* Consegna e requisiti: Prosegui la recensione di Creed III riportata qui sotto, riprendendo subito dopo la sua ultima frase.

* Brano riportato:
- - - -
Dopo i primi due capitoli, diretti da Ryan Coogler e Steven Caple Jr., il testimone passa stavolta allo stesso protagonista del franchise, Michael B. Jordan, che esordisce alla regia e – lo diciamo subito – firma il capitolo meno riuscito dei tre.
Adonis ha smesso i guantoni, ma il mondo della boxe è ancora la sua casa: nella sua palestra si allena il nuovo campione dei massimi, il messicano Chavez, ansioso di poter difendere il titolo contro Drago (Florian Munteanu) nel prossimo incontro. Dal passato di Adonis ricompare però il vecchio “fratello” Damian (Jonathan Majors), che 18 anni prima era finito in carcere per difenderlo in una rissa. A suo tempo stella emergente del ring, mai divenuto professionista, Damian vuole a tutti i costi riprendersi quello che crede spettargli di diritto, ovvero combattere per diventare il nuovo campione.
Spogliato quasi del tutto di quella componente nostalgica che aveva accompagnato i primi due capitoli (non può bastare da questo punto di vista la presenza di Phylicia Rashād, ancora nei panni dell’anziana e malata madre di Adonis, con il figlio di Ivan Drago relegato a nulla più che sparring partner...), Creed III perde terreno anche sul versante dell’epica, preferendo una cifra da corpo-a-corpo continuo anche al di fuori del ring: è l’apoteosi di primi piani e musiche tonitruanti per sottolineare qualsiasi momento del racconto, l’esaltazione di un kitsch che non resta confinato nelle pareti della lussuosa villa con vista L.A. del protagonista ma che finisce per contagiare l’intero film, che probabilmente nelle intenzioni iniziali sarebbe dovuto durare molto più delle definitive quasi 2 ore di adesso, ma che sembra vittima di tagli e raccordi “dell’ultimo momento” che finiscono per comprimere il tutto dentro una cornice dalla quale è impossibile fuggire neanche per qualche secondo.
- - - -
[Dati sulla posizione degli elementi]
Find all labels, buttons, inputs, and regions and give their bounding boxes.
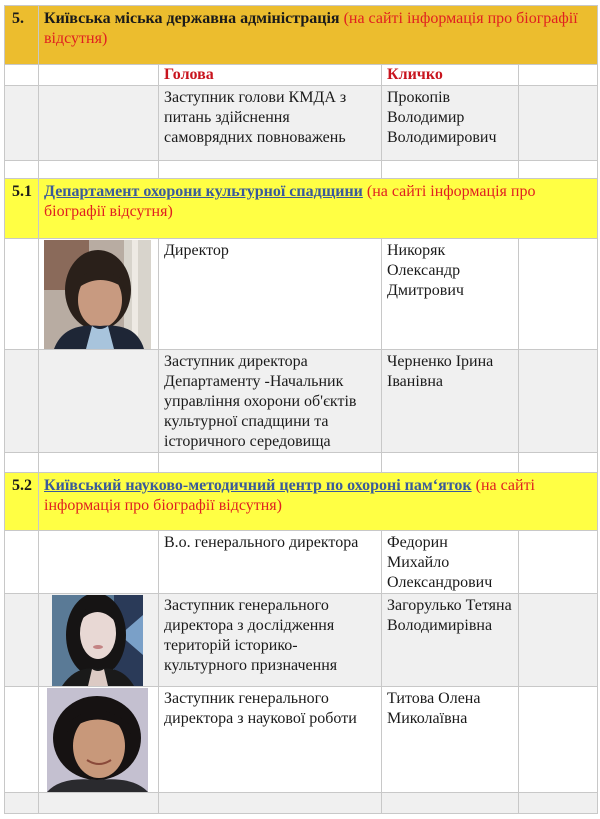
section-header-row (5, 6, 598, 65)
section-header-row (5, 473, 598, 531)
name-cell: Кличко (382, 65, 519, 86)
name-cell: Титова Олена Миколаївна (382, 687, 519, 793)
position-cell: Голова (159, 65, 382, 86)
section-title: Київська міська державна адміністрація (44, 10, 340, 27)
position-cell: Заступник генерального директора з наукової роботи (159, 687, 382, 793)
position-cell: Заступник директора Департаменту -Начальник управління охорони об'єктів культурної спадщини та історичного середовища (159, 350, 382, 453)
name-cell: Федорин Михайло Олександрович (382, 531, 519, 594)
empty-row (5, 161, 598, 179)
document-page (4, 5, 597, 814)
position-cell: В.о. генерального директора (159, 531, 382, 594)
position-cell: Директор (159, 239, 382, 350)
section-title-cell (39, 6, 598, 65)
position-cell: Заступник голови КМДА з питань здійснення самоврядних повноважень (159, 86, 382, 161)
male-portrait-photo (44, 240, 151, 349)
section-number: 5. (5, 6, 39, 65)
section-number: 5.1 (5, 179, 39, 239)
table-row (5, 239, 598, 350)
table-row (5, 65, 598, 86)
female-portrait-photo (52, 595, 143, 686)
section-note: (на сайті інформація про біографії відсутня) (44, 477, 535, 514)
female-portrait-photo (47, 688, 148, 792)
empty-row (5, 793, 598, 814)
table-row (5, 350, 598, 453)
section-number: 5.2 (5, 473, 39, 531)
table-row (5, 594, 598, 687)
section-header-row (5, 179, 598, 239)
name-cell: Прокопів Володимир Володимирович (382, 86, 519, 161)
empty-row (5, 453, 598, 473)
table-row (5, 531, 598, 594)
table-row (5, 687, 598, 793)
section-link[interactable]: Департамент охорони культурної спадщини (44, 183, 363, 200)
position-cell: Заступник генерального директора з дослідження територій історико-культурного призначення (159, 594, 382, 687)
table-row (5, 86, 598, 161)
section-title-cell (39, 179, 598, 239)
name-cell: Загорулько Тетяна Володимирівна (382, 594, 519, 687)
officials-table (4, 5, 598, 814)
section-note: (на сайті інформація про біографії відсутня) (44, 10, 578, 47)
section-title-cell (39, 473, 598, 531)
section-link[interactable]: Київський науково-методичний центр по охороні пам‘яток (44, 477, 472, 494)
section-note: (на сайті інформація про біографії відсутня) (44, 183, 536, 220)
name-cell: Черненко Ірина Іванівна (382, 350, 519, 453)
name-cell: Никоряк Олександр Дмитрович (382, 239, 519, 350)
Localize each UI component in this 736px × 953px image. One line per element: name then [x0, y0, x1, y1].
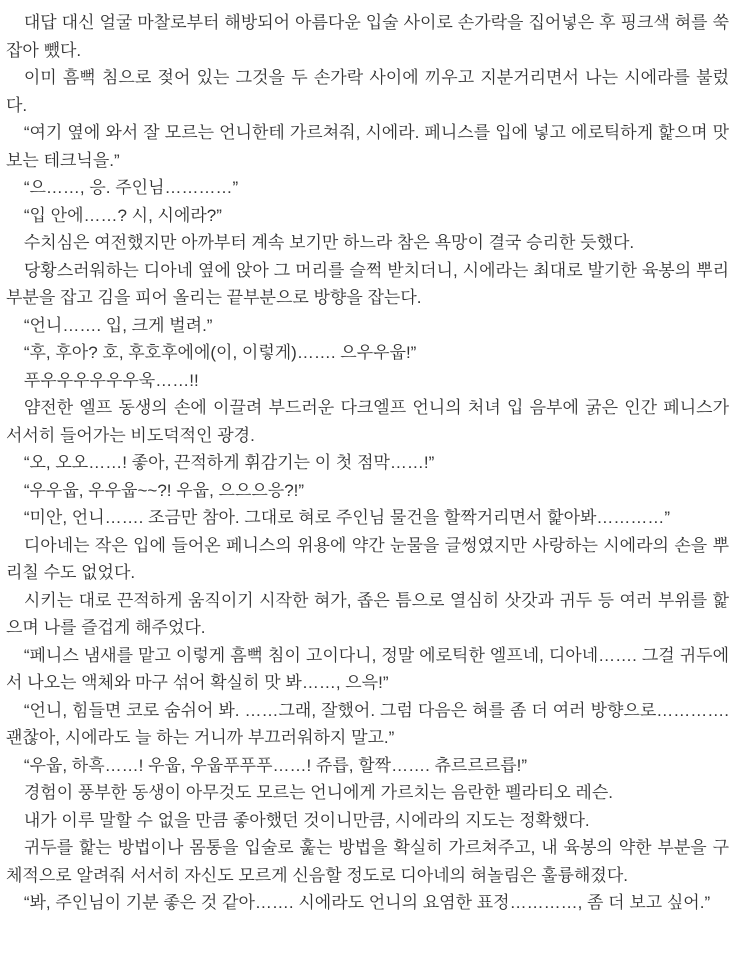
- - - -
* Risultato del compito:
Per carità, “non puoi fuggire dal tuo passato”, ci mancherebbe, e la presenza di Jonathan Majors – figura veramente bestiale nel senso più nobile del termine – riesce quantomeno a farci evadere dalle inverosimili scelte di un film che ci vorrebbe convincere che un pugile come Chavez –interpretato da José Benavidez Jr., boxeur losangelino, 69 kg, peso welter – possa essere credibile non solo come peso massimo, ma addirittura campione del mondo in carica. Con il risultato che nel momento in cui sul ring si confronta con Damian ci si stupisce, da spettatori, dello stupore dei presenti, nella scena, che assistono ad un massacro anche meno penoso di quello che la realtà avrebbe previsto.
Ma in fondo quello che conta è trovare la redenzione per essere scappati via quando il tuo migliore amico avrebbe avuto più bisogno di te: e allora bisogna rimettersi in forma, prendere a pugni le cortecce degli alberi, trascinare aerei, farsi una corsa non più sulla scalinata del Philadelphia Museum of Art, la scalinata di Rocky, ma arrivare sulla collina che ospita la scritta HOLLYWOOD… (sic!), e poi sul ring che si trasforma in una gabbia, con la gente che intorno scompare.
Tutto veramente troppo per essere vero, e noi che in Rocky Balboa piangevamo come vitelli ci domandiamo se quel tiepido entusiasmo con cui accogliemmo l’arrivo di Creed fosse a questo punto ben riposto. Certo è che prevedere altri capitoli come questo sarebbe a dir poco folle.